Exercise objective: Give back the entire listing verbatim.

=== Provided records ===

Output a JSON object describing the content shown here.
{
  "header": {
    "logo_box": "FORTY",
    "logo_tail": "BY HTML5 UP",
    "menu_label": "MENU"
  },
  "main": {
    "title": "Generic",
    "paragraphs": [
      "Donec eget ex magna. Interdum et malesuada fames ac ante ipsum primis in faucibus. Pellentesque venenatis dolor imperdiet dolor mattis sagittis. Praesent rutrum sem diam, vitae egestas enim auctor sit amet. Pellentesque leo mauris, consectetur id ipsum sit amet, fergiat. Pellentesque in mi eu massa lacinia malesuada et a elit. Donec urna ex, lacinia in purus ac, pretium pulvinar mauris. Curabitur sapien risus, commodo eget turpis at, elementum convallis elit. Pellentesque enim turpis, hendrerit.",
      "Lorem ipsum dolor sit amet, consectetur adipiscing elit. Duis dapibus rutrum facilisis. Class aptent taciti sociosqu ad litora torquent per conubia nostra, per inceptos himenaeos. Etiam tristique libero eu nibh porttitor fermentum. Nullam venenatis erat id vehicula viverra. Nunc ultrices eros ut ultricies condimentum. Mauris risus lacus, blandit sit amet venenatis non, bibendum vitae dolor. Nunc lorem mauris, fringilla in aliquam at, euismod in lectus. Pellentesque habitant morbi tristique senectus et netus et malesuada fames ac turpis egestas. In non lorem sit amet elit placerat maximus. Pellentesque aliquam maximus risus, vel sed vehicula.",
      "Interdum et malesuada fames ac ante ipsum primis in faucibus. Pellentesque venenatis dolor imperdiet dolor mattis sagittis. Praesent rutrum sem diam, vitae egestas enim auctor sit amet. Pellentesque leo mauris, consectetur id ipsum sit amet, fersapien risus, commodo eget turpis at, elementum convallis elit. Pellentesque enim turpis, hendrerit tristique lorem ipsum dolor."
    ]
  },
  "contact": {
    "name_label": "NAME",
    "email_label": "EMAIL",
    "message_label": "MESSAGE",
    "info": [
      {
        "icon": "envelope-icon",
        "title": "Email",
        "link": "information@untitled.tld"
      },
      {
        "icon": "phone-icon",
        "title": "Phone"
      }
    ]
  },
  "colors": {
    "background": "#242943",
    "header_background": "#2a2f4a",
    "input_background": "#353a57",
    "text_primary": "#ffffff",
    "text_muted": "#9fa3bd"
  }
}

===

Finished exercise:
Output a JSON object describing the content shown here.
{
  "header": {
    "logo_box": "FORTY",
    "logo_tail": "BY HTML5 UP",
    "menu_label": "MENU"
  },
  "main": {
    "title": "Generic",
    "paragraphs": [
      "Donec eget ex magna. Interdum et malesuada fames ac ante ipsum primis in faucibus. Pellentesque venenatis dolor imperdiet dolor mattis sagittis. Praesent rutrum sem diam, vitae egestas enim auctor sit amet. Pellentesque leo mauris, consectetur id ipsum sit amet, fergiat. Pellentesque in mi eu massa lacinia malesuada et a elit. Donec urna ex, lacinia in purus ac, pretium pulvinar mauris. Curabitur sapien risus, commodo eget turpis at, elementum convallis elit. Pellentesque enim turpis, hendrerit.",
      "Lorem ipsum dolor sit amet, consectetur adipiscing elit. Duis dapibus rutrum facilisis. Class aptent taciti sociosqu ad litora torquent per conubia nostra, per inceptos himenaeos. Etiam tristique libero eu nibh porttitor fermentum. Nullam venenatis erat id vehicula viverra. Nunc ultrices eros ut ultricies condimentum. Mauris risus lacus, blandit sit amet venenatis non, bibendum vitae dolor. Nunc lorem mauris, fringilla in aliquam at, euismod in lectus. Pellentesque habitant morbi tristique senectus et netus et malesuada fames ac turpis egestas. In non lorem sit amet elit placerat maximus. Pellentesque aliquam maximus risus, vel sed vehicula.",
      "Interdum et malesuada fames ac ante ipsum primis in faucibus. Pellentesque venenatis dolor imperdiet dolor mattis sagittis. Praesent rutrum sem diam, vitae egestas enim auctor sit amet. Pellentesque leo mauris, consectetur id ipsum sit amet, fersapien risus, commodo eget turpis at, elementum convallis elit. Pellentesque enim turpis, hendrerit tristique lorem ipsum dolor."
    ]
  },
  "contact": {
    "name_label": "NAME",
    "email_label": "EMAIL",
    "message_label": "MESSAGE",
    "info": [
      {
        "icon": "envelope-icon",
        "title": "Email",
        "link": "information@untitled.tld"
      },
      {
        "icon": "phone-icon",
        "title": "Phone"
      }
    ]
  },
  "colors": {
    "background": "#242943",
    "header_background": "#2a2f4a",
    "input_background": "#353a57",
    "text_primary": "#ffffff",
    "text_muted": "#9fa3bd"
  }
}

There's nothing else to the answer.